▶ _INFORMATION SHOWN_:
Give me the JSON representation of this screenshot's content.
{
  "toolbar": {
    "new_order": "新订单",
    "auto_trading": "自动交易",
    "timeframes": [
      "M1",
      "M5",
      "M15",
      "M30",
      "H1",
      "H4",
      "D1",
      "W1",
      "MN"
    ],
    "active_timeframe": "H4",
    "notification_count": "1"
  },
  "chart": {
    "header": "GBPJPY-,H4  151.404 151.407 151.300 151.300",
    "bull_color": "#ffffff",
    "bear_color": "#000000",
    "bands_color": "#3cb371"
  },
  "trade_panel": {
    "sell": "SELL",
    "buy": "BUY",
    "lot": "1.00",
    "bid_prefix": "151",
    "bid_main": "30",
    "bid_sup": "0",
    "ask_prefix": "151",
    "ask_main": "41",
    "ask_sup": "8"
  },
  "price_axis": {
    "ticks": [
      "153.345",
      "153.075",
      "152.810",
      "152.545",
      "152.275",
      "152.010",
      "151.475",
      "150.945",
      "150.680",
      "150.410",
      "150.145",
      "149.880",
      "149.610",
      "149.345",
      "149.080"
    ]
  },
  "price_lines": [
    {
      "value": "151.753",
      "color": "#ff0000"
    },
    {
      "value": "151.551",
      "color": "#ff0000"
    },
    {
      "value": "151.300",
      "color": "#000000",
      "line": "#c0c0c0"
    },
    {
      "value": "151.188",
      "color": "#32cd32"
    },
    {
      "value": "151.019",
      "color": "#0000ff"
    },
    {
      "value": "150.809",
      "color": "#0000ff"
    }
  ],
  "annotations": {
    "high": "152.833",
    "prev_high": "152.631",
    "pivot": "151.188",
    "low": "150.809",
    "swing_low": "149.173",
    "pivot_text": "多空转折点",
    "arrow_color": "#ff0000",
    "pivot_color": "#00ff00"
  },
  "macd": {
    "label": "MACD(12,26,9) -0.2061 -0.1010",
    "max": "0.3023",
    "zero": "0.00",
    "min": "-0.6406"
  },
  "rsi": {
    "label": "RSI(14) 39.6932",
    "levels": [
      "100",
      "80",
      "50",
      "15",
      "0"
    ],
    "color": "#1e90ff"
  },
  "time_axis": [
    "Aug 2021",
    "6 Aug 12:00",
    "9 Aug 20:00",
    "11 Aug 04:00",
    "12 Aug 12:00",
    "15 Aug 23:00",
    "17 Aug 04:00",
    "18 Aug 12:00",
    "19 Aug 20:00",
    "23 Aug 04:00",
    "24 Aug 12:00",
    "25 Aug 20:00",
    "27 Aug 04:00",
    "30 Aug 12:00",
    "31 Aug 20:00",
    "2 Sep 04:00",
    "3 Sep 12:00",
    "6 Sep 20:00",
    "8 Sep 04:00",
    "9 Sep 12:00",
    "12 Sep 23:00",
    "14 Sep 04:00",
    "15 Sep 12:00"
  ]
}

...

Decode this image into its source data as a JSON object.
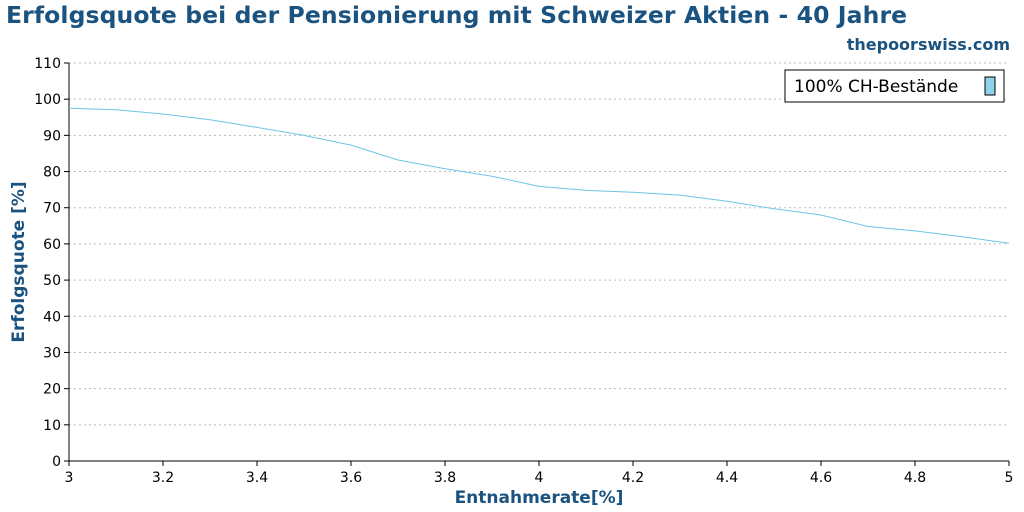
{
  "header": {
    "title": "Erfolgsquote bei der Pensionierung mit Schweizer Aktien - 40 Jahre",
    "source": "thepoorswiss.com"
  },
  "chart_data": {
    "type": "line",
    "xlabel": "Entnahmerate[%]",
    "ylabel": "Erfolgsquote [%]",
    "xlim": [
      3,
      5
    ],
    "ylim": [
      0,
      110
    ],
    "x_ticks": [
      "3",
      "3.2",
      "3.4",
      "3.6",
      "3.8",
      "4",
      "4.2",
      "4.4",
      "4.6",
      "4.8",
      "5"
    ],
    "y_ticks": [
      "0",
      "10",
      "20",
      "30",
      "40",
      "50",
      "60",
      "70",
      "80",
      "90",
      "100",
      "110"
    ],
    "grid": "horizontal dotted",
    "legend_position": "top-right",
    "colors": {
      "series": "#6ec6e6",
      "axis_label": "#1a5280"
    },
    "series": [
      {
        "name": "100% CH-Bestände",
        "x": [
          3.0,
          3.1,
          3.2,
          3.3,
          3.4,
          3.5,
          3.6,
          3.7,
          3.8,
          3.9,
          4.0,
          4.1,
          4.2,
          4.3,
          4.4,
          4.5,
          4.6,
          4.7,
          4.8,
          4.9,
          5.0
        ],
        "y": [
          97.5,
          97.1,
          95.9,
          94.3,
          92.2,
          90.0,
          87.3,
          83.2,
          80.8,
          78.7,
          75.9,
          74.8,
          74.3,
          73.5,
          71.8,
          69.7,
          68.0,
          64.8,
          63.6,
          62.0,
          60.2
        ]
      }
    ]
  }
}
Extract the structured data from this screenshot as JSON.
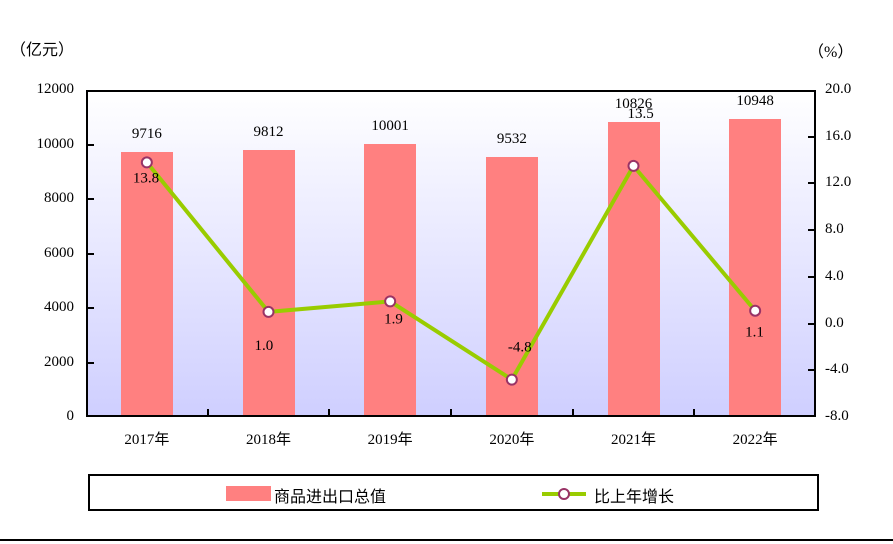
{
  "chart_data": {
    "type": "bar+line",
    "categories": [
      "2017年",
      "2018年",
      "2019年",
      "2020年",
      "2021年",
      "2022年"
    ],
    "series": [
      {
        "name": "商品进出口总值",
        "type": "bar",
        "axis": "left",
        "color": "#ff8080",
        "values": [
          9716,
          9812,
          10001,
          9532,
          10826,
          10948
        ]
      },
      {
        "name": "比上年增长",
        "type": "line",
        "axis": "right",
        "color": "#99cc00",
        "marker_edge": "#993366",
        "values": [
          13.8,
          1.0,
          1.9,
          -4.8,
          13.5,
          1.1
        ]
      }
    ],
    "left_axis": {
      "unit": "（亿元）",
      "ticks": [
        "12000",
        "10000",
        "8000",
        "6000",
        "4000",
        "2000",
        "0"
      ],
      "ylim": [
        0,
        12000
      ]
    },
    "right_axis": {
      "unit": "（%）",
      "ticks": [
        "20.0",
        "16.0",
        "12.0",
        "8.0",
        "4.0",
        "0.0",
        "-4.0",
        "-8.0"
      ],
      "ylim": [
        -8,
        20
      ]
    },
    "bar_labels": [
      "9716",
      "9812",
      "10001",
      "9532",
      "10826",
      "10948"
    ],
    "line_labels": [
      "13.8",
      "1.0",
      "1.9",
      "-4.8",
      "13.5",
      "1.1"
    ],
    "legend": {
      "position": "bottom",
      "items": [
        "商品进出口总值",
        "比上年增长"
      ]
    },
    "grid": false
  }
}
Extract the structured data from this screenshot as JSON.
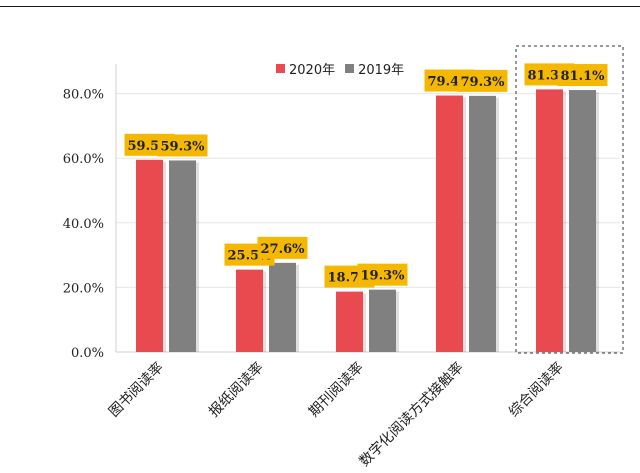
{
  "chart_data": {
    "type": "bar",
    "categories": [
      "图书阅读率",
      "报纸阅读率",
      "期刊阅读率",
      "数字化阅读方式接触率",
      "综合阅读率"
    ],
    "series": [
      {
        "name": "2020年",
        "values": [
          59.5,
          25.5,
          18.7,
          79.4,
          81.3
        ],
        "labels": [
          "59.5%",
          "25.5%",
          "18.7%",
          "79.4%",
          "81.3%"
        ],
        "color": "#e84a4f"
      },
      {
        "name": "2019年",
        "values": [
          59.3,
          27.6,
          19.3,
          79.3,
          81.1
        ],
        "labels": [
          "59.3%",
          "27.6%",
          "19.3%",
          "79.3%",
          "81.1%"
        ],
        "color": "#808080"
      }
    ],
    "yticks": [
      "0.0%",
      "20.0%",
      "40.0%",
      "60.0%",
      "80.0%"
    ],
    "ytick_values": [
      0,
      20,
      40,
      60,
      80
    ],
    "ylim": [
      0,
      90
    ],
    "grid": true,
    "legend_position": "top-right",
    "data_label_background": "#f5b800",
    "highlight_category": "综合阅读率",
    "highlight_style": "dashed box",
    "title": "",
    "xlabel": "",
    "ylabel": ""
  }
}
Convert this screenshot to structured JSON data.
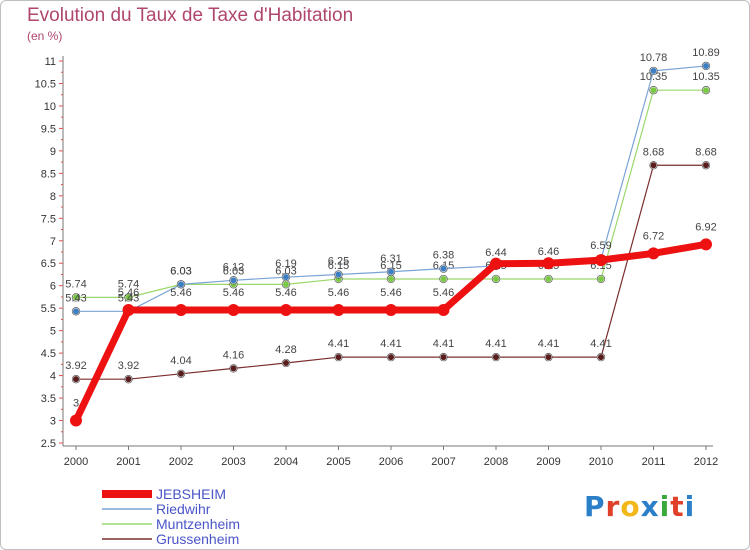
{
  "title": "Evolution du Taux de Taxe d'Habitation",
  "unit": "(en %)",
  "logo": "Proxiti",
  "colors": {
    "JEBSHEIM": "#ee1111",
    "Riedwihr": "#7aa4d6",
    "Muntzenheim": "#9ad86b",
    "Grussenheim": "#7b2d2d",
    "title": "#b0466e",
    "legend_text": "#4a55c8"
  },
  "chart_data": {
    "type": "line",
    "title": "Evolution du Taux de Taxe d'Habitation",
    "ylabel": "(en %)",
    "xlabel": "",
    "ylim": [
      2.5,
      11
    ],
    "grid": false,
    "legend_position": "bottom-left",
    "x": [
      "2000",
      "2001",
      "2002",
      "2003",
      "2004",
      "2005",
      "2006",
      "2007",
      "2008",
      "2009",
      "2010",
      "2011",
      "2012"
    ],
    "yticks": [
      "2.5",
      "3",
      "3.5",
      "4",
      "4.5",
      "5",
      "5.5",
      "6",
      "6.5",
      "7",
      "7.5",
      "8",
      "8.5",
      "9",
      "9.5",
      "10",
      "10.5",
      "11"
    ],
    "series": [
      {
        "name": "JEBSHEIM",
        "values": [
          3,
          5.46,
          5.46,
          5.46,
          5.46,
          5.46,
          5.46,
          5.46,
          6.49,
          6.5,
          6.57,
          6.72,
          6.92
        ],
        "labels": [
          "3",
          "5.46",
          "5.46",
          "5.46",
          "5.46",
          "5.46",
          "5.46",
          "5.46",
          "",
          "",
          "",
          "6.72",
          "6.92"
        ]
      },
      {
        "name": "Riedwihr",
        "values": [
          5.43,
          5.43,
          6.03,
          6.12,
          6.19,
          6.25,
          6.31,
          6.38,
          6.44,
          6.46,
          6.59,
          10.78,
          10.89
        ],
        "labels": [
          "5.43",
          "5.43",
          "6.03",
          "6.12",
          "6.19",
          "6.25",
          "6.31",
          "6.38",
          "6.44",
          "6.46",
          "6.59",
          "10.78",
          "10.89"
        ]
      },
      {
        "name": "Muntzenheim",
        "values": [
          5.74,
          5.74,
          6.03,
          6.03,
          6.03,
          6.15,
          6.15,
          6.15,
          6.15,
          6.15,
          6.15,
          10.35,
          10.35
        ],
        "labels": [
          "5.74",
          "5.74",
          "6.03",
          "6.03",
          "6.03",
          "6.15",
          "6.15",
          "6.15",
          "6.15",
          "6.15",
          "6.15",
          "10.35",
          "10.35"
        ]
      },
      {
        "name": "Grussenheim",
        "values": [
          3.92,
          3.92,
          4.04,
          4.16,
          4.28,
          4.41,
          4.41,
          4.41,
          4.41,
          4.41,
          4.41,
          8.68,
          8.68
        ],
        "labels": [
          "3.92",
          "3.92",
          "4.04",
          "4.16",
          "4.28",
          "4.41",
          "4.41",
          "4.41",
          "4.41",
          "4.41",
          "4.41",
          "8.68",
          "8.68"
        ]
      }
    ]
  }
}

▶ _THE REQUEST_: Which lines contain "title"? Copy each of them out.

▶ _WRITTEN ANSWER_:
    "title": "Erfolgsquote bei der Pensionierung mit Schweizer Aktien - 40 Jahre",
    "title": "",
  "title": "Evolution du Taux de Taxe d'Habitation",
    "title": "#b0466e",
    "title": "Evolution du Taux de Taxe d'Habitation",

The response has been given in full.